(Raw records)
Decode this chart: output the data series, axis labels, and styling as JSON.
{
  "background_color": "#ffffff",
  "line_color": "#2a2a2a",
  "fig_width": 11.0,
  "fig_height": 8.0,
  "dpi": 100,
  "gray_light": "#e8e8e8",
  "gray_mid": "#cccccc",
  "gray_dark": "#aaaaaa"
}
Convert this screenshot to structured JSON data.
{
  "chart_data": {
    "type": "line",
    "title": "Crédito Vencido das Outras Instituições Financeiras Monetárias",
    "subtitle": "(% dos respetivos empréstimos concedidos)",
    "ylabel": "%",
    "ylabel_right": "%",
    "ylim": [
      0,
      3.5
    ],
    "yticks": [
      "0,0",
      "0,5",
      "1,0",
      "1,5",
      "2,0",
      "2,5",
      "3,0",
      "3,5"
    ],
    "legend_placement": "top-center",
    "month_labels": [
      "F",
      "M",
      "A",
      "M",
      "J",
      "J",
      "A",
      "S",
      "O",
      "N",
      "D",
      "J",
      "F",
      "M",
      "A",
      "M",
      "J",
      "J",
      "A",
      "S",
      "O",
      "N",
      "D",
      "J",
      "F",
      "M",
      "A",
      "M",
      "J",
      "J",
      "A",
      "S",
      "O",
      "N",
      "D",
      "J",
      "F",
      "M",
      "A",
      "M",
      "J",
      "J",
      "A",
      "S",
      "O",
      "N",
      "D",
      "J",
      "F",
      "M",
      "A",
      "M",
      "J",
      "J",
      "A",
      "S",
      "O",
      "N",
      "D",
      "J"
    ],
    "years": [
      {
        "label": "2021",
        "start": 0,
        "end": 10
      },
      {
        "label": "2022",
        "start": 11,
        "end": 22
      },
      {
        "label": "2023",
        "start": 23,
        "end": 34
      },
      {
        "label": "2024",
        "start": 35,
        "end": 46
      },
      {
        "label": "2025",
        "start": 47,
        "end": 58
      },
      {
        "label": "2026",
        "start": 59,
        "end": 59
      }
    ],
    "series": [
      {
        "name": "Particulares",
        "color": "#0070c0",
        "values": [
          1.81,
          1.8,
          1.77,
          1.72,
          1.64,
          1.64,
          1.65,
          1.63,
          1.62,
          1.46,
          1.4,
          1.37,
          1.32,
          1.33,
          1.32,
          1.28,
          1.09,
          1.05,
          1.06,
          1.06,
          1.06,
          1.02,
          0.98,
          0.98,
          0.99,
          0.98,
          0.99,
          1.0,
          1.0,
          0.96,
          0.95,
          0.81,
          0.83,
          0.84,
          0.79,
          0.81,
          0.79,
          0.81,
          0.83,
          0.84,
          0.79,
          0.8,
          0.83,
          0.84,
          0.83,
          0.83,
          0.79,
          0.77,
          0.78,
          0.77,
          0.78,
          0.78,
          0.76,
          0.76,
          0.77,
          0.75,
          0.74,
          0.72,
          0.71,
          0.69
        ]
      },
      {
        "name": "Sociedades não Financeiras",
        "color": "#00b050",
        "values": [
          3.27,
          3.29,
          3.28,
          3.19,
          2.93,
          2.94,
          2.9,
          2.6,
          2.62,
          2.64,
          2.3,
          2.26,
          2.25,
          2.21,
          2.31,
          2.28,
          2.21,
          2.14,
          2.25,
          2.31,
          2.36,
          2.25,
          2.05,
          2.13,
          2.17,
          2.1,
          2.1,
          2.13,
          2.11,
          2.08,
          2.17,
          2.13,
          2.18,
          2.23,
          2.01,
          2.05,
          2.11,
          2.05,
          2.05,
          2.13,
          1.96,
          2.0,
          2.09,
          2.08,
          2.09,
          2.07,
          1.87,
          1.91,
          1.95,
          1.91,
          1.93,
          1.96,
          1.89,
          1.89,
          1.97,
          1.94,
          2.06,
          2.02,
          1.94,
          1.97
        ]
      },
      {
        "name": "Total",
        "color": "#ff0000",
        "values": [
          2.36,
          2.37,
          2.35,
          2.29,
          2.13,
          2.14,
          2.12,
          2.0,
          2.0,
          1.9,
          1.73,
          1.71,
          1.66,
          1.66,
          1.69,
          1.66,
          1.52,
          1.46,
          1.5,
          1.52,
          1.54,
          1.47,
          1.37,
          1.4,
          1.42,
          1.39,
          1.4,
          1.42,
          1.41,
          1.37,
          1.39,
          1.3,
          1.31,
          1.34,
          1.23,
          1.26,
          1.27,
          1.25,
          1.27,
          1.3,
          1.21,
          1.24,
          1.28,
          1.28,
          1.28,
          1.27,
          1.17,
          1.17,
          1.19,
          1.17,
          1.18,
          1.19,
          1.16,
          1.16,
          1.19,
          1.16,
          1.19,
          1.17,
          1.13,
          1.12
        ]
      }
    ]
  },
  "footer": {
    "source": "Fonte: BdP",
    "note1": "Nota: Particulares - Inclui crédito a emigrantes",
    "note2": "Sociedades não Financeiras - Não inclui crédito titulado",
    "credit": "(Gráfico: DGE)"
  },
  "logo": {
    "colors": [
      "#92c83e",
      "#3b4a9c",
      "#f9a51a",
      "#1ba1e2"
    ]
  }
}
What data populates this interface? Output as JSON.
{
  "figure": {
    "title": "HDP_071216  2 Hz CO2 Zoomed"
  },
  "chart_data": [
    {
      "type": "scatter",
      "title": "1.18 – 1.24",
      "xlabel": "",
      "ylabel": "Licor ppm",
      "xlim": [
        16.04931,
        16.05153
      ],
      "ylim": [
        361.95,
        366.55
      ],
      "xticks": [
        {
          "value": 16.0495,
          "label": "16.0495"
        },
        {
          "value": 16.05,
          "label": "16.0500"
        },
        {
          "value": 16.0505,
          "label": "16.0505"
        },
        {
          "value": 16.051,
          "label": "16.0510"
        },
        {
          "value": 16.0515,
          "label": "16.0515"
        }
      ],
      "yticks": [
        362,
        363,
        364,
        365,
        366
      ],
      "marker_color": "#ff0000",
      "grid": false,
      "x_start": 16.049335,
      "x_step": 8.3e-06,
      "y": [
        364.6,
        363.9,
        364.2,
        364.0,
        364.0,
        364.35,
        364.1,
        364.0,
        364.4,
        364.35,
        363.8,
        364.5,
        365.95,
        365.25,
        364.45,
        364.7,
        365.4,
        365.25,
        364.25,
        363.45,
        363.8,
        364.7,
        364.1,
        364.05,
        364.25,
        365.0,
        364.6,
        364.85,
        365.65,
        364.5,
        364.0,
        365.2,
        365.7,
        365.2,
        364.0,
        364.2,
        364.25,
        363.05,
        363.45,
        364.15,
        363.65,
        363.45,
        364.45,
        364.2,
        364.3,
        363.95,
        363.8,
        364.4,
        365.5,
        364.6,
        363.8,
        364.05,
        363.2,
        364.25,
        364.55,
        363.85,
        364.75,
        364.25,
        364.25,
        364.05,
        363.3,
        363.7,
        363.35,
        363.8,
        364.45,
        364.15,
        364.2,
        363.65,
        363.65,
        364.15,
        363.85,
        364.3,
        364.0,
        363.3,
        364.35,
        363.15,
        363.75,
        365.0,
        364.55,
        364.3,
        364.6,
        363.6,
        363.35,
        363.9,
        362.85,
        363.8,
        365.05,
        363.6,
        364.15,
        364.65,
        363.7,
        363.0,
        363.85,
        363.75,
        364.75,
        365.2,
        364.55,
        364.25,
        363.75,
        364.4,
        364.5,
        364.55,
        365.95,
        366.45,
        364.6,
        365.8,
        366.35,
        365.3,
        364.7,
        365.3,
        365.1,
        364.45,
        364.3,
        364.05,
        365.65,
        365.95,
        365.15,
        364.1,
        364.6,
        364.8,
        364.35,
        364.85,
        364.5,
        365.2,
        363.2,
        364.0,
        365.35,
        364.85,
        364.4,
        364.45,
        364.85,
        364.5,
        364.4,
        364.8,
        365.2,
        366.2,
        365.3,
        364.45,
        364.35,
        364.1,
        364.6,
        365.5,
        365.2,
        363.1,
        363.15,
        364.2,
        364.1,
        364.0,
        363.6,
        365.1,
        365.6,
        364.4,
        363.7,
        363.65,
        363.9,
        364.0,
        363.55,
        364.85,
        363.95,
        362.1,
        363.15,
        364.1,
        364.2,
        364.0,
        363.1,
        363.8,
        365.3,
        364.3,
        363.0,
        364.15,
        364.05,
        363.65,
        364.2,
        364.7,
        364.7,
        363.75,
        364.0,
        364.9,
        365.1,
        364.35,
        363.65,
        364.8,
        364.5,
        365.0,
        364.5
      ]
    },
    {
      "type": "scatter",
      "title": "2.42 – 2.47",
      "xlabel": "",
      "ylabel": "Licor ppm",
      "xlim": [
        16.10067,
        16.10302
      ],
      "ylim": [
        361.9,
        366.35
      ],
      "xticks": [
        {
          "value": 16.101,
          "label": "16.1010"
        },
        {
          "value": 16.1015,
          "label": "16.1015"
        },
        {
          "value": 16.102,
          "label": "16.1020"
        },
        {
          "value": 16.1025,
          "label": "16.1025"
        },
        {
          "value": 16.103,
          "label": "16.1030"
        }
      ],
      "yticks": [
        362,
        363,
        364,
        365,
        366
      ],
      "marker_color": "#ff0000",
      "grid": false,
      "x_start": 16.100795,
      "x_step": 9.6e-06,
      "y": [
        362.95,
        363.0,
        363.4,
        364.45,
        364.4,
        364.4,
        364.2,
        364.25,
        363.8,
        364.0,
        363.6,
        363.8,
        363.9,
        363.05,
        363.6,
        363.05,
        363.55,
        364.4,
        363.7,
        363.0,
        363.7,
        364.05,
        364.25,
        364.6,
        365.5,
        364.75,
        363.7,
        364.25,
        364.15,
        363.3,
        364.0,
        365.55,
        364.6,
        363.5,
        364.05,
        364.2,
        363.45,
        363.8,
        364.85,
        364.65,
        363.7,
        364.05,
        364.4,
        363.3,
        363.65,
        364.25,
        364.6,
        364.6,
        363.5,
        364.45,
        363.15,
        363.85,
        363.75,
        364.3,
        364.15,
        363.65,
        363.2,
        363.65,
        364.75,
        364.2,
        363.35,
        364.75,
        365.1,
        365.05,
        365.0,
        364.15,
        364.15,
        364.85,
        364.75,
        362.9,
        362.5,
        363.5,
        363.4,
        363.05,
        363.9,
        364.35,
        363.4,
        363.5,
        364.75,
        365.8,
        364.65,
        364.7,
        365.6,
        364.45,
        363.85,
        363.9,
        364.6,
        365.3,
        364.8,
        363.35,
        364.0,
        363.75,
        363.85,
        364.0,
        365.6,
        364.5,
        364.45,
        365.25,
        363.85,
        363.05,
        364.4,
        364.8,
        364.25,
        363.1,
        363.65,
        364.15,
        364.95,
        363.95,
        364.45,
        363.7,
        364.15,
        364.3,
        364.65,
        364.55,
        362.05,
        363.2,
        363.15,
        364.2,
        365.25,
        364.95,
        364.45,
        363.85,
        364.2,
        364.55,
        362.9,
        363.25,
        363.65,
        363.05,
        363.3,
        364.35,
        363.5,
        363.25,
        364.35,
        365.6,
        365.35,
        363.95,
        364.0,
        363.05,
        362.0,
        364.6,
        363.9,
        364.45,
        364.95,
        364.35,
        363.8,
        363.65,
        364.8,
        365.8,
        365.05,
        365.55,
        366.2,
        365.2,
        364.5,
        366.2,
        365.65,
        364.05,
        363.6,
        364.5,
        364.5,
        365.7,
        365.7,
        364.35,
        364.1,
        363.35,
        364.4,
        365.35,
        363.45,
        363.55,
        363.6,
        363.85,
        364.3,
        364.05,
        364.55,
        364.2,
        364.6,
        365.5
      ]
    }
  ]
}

## What you are asked to do
Find all lines where the word "Sociedades" appears. Copy them.

## Complete response
        "name": "Sociedades não Financeiras",
    "note2": "Sociedades não Financeiras - Não inclui crédito titulado",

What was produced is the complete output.